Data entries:
━━━━━━
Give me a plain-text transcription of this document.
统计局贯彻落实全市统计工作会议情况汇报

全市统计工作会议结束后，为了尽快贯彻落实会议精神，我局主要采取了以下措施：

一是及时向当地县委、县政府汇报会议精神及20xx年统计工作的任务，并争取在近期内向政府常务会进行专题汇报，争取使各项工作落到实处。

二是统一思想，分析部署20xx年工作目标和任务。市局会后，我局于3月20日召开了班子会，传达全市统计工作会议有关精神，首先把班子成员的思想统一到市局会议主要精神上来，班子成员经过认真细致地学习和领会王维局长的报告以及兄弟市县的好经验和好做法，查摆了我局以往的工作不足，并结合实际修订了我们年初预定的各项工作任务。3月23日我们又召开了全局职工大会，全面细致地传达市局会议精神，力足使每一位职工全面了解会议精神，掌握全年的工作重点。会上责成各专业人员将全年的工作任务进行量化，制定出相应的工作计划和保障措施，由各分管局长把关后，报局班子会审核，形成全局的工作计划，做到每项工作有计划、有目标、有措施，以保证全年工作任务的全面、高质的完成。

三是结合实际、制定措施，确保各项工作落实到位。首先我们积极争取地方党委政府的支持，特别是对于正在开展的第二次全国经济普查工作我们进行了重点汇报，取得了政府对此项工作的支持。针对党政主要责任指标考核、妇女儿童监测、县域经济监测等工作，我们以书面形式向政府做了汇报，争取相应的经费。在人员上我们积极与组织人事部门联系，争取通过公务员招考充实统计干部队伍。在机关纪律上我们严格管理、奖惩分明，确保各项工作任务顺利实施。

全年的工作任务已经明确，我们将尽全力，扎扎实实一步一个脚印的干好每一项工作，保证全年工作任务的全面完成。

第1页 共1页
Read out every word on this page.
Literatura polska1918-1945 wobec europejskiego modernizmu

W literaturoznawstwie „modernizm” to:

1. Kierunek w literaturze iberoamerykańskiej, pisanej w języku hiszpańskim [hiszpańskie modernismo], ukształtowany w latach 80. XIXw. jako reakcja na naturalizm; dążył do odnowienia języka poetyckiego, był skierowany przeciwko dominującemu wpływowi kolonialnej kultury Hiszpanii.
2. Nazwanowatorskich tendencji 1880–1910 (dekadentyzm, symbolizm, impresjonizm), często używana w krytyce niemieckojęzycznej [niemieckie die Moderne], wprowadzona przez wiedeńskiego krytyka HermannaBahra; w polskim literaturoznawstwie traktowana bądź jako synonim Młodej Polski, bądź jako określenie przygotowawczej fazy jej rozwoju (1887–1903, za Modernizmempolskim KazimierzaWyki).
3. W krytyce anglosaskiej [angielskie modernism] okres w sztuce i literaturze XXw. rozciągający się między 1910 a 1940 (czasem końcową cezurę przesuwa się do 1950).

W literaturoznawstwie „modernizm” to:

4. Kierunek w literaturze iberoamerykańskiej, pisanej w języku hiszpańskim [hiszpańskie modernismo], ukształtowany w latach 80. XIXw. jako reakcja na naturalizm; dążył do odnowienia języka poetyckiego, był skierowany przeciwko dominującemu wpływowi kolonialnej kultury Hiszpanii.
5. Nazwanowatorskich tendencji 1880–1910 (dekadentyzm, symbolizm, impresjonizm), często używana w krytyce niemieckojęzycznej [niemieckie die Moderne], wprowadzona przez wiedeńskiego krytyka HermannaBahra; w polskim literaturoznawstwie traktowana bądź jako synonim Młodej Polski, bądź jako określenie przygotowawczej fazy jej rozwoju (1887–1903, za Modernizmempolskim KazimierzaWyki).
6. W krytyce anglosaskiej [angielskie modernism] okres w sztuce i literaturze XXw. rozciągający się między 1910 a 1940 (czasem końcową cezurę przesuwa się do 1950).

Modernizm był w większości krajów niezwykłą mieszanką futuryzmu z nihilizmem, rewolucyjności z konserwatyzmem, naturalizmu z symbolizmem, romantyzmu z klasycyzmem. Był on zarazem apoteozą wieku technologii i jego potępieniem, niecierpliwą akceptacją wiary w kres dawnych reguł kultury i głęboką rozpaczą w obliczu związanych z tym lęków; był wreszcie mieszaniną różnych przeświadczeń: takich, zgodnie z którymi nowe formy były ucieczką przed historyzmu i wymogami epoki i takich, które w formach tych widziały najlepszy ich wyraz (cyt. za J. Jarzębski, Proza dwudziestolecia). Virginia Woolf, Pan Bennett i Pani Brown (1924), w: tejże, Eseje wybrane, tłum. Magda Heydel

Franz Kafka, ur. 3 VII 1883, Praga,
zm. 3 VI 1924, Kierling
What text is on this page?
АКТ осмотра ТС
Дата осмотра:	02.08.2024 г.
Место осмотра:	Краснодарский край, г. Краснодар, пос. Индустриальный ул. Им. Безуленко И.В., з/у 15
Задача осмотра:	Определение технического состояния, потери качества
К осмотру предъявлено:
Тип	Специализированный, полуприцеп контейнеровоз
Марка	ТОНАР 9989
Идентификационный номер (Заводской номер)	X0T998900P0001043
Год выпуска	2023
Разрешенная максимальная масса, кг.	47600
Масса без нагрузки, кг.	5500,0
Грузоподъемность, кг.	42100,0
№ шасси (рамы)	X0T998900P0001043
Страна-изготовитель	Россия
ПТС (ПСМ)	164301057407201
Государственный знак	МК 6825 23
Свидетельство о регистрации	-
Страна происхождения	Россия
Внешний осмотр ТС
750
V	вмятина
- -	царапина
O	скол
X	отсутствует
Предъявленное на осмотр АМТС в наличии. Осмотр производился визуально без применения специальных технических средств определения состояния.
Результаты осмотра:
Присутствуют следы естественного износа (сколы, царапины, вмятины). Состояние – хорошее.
━━━━━━
■ The problem: Repeat the records exactly, including every line.

■ Result of the task:
Give me a plain-text transcription of this document.
统计局贯彻落实全市统计工作会议情况汇报

全市统计工作会议结束后，为了尽快贯彻落实会议精神，我局主要采取了以下措施：

一是及时向当地县委、县政府汇报会议精神及20xx年统计工作的任务，并争取在近期内向政府常务会进行专题汇报，争取使各项工作落到实处。

二是统一思想，分析部署20xx年工作目标和任务。市局会后，我局于3月20日召开了班子会，传达全市统计工作会议有关精神，首先把班子成员的思想统一到市局会议主要精神上来，班子成员经过认真细致地学习和领会王维局长的报告以及兄弟市县的好经验和好做法，查摆了我局以往的工作不足，并结合实际修订了我们年初预定的各项工作任务。3月23日我们又召开了全局职工大会，全面细致地传达市局会议精神，力足使每一位职工全面了解会议精神，掌握全年的工作重点。会上责成各专业人员将全年的工作任务进行量化，制定出相应的工作计划和保障措施，由各分管局长把关后，报局班子会审核，形成全局的工作计划，做到每项工作有计划、有目标、有措施，以保证全年工作任务的全面、高质的完成。

三是结合实际、制定措施，确保各项工作落实到位。首先我们积极争取地方党委政府的支持，特别是对于正在开展的第二次全国经济普查工作我们进行了重点汇报，取得了政府对此项工作的支持。针对党政主要责任指标考核、妇女儿童监测、县域经济监测等工作，我们以书面形式向政府做了汇报，争取相应的经费。在人员上我们积极与组织人事部门联系，争取通过公务员招考充实统计干部队伍。在机关纪律上我们严格管理、奖惩分明，确保各项工作任务顺利实施。

全年的工作任务已经明确，我们将尽全力，扎扎实实一步一个脚印的干好每一项工作，保证全年工作任务的全面完成。

第1页 共1页
Read out every word on this page.
Literatura polska1918-1945 wobec europejskiego modernizmu

W literaturoznawstwie „modernizm” to:

1. Kierunek w literaturze iberoamerykańskiej, pisanej w języku hiszpańskim [hiszpańskie modernismo], ukształtowany w latach 80. XIXw. jako reakcja na naturalizm; dążył do odnowienia języka poetyckiego, był skierowany przeciwko dominującemu wpływowi kolonialnej kultury Hiszpanii.
2. Nazwanowatorskich tendencji 1880–1910 (dekadentyzm, symbolizm, impresjonizm), często używana w krytyce niemieckojęzycznej [niemieckie die Moderne], wprowadzona przez wiedeńskiego krytyka HermannaBahra; w polskim literaturoznawstwie traktowana bądź jako synonim Młodej Polski, bądź jako określenie przygotowawczej fazy jej rozwoju (1887–1903, za Modernizmempolskim KazimierzaWyki).
3. W krytyce anglosaskiej [angielskie modernism] okres w sztuce i literaturze XXw. rozciągający się między 1910 a 1940 (czasem końcową cezurę przesuwa się do 1950).

W literaturoznawstwie „modernizm” to:

4. Kierunek w literaturze iberoamerykańskiej, pisanej w języku hiszpańskim [hiszpańskie modernismo], ukształtowany w latach 80. XIXw. jako reakcja na naturalizm; dążył do odnowienia języka poetyckiego, był skierowany przeciwko dominującemu wpływowi kolonialnej kultury Hiszpanii.
5. Nazwanowatorskich tendencji 1880–1910 (dekadentyzm, symbolizm, impresjonizm), często używana w krytyce niemieckojęzycznej [niemieckie die Moderne], wprowadzona przez wiedeńskiego krytyka HermannaBahra; w polskim literaturoznawstwie traktowana bądź jako synonim Młodej Polski, bądź jako określenie przygotowawczej fazy jej rozwoju (1887–1903, za Modernizmempolskim KazimierzaWyki).
6. W krytyce anglosaskiej [angielskie modernism] okres w sztuce i literaturze XXw. rozciągający się między 1910 a 1940 (czasem końcową cezurę przesuwa się do 1950).

Modernizm był w większości krajów niezwykłą mieszanką futuryzmu z nihilizmem, rewolucyjności z konserwatyzmem, naturalizmu z symbolizmem, romantyzmu z klasycyzmem. Był on zarazem apoteozą wieku technologii i jego potępieniem, niecierpliwą akceptacją wiary w kres dawnych reguł kultury i głęboką rozpaczą w obliczu związanych z tym lęków; był wreszcie mieszaniną różnych przeświadczeń: takich, zgodnie z którymi nowe formy były ucieczką przed historyzmu i wymogami epoki i takich, które w formach tych widziały najlepszy ich wyraz (cyt. za J. Jarzębski, Proza dwudziestolecia). Virginia Woolf, Pan Bennett i Pani Brown (1924), w: tejże, Eseje wybrane, tłum. Magda Heydel

Franz Kafka, ur. 3 VII 1883, Praga,
zm. 3 VI 1924, Kierling
What text is on this page?
АКТ осмотра ТС
Дата осмотра:	02.08.2024 г.
Место осмотра:	Краснодарский край, г. Краснодар, пос. Индустриальный ул. Им. Безуленко И.В., з/у 15
Задача осмотра:	Определение технического состояния, потери качества
К осмотру предъявлено:
Тип	Специализированный, полуприцеп контейнеровоз
Марка	ТОНАР 9989
Идентификационный номер (Заводской номер)	X0T998900P0001043
Год выпуска	2023
Разрешенная максимальная масса, кг.	47600
Масса без нагрузки, кг.	5500,0
Грузоподъемность, кг.	42100,0
№ шасси (рамы)	X0T998900P0001043
Страна-изготовитель	Россия
ПТС (ПСМ)	164301057407201
Государственный знак	МК 6825 23
Свидетельство о регистрации	-
Страна происхождения	Россия
Внешний осмотр ТС
750
V	вмятина
- -	царапина
O	скол
X	отсутствует
Предъявленное на осмотр АМТС в наличии. Осмотр производился визуально без применения специальных технических средств определения состояния.
Результаты осмотра:
Присутствуют следы естественного износа (сколы, царапины, вмятины). Состояние – хорошее.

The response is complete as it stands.